<<<<

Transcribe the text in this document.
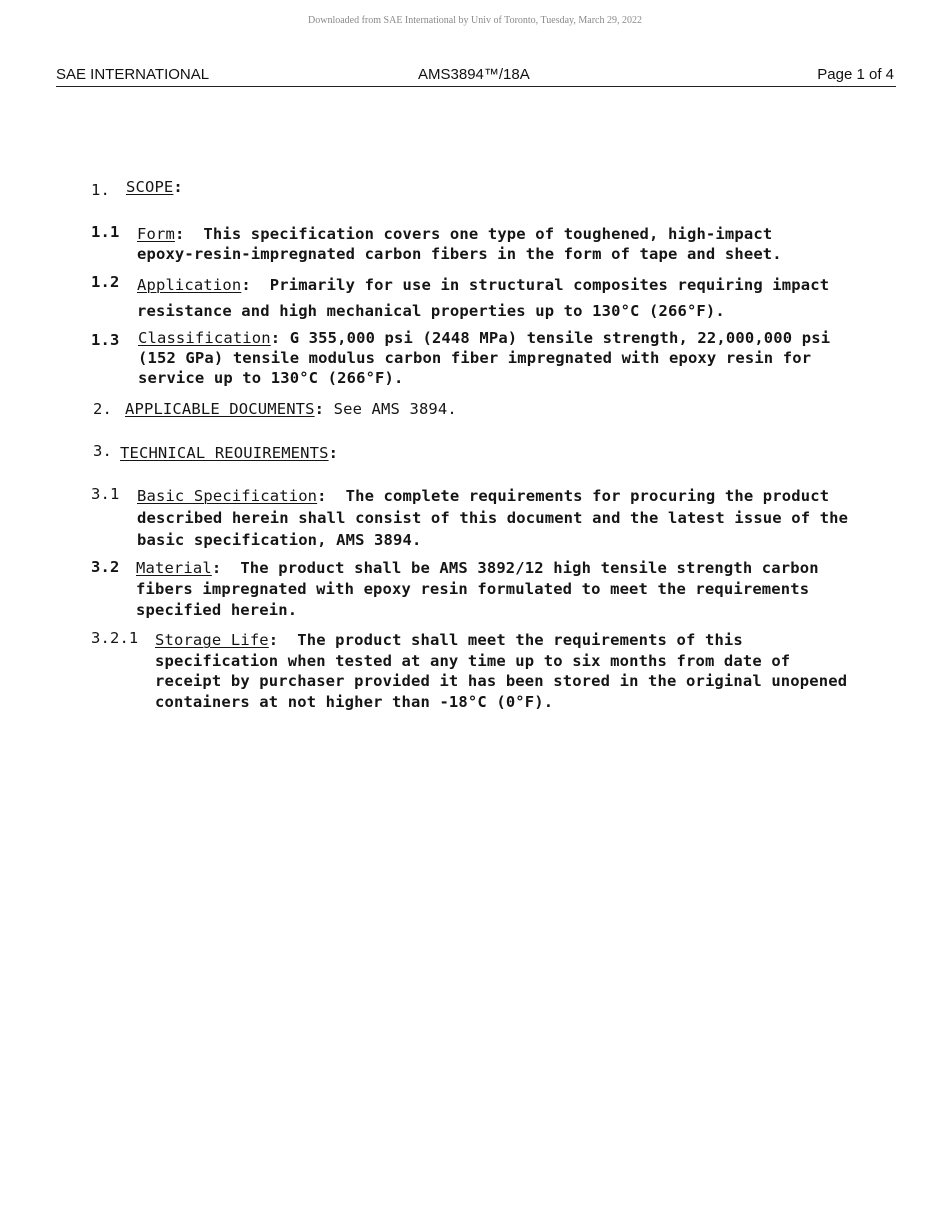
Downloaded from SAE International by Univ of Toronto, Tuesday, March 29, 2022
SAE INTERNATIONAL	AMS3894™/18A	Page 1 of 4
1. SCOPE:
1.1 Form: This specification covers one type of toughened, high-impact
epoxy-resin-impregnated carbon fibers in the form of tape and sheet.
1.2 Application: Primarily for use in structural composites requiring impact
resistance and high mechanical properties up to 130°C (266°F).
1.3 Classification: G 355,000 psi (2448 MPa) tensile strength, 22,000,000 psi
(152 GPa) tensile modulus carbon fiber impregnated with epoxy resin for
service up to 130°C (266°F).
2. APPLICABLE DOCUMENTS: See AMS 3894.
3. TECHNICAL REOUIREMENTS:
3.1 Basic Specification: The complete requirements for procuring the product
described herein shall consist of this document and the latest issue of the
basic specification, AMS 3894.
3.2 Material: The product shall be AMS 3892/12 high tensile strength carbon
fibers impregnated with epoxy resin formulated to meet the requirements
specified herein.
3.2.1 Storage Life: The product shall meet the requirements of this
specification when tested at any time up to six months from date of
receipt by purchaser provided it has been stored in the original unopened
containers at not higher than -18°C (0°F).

>>>>

◆ SET EXERCISE ◆
Pictures are to be left out; the records above must be repeated word for word.

◆ FULL ANSWER ◆
Transcribe the text in this document.
Downloaded from SAE International by Univ of Toronto, Tuesday, March 29, 2022
SAE INTERNATIONAL	AMS3894™/18A	Page 1 of 4
1. SCOPE:
1.1 Form: This specification covers one type of toughened, high-impact
epoxy-resin-impregnated carbon fibers in the form of tape and sheet.
1.2 Application: Primarily for use in structural composites requiring impact
resistance and high mechanical properties up to 130°C (266°F).
1.3 Classification: G 355,000 psi (2448 MPa) tensile strength, 22,000,000 psi
(152 GPa) tensile modulus carbon fiber impregnated with epoxy resin for
service up to 130°C (266°F).
2. APPLICABLE DOCUMENTS: See AMS 3894.
3. TECHNICAL REOUIREMENTS:
3.1 Basic Specification: The complete requirements for procuring the product
described herein shall consist of this document and the latest issue of the
basic specification, AMS 3894.
3.2 Material: The product shall be AMS 3892/12 high tensile strength carbon
fibers impregnated with epoxy resin formulated to meet the requirements
specified herein.
3.2.1 Storage Life: The product shall meet the requirements of this
specification when tested at any time up to six months from date of
receipt by purchaser provided it has been stored in the original unopened
containers at not higher than -18°C (0°F).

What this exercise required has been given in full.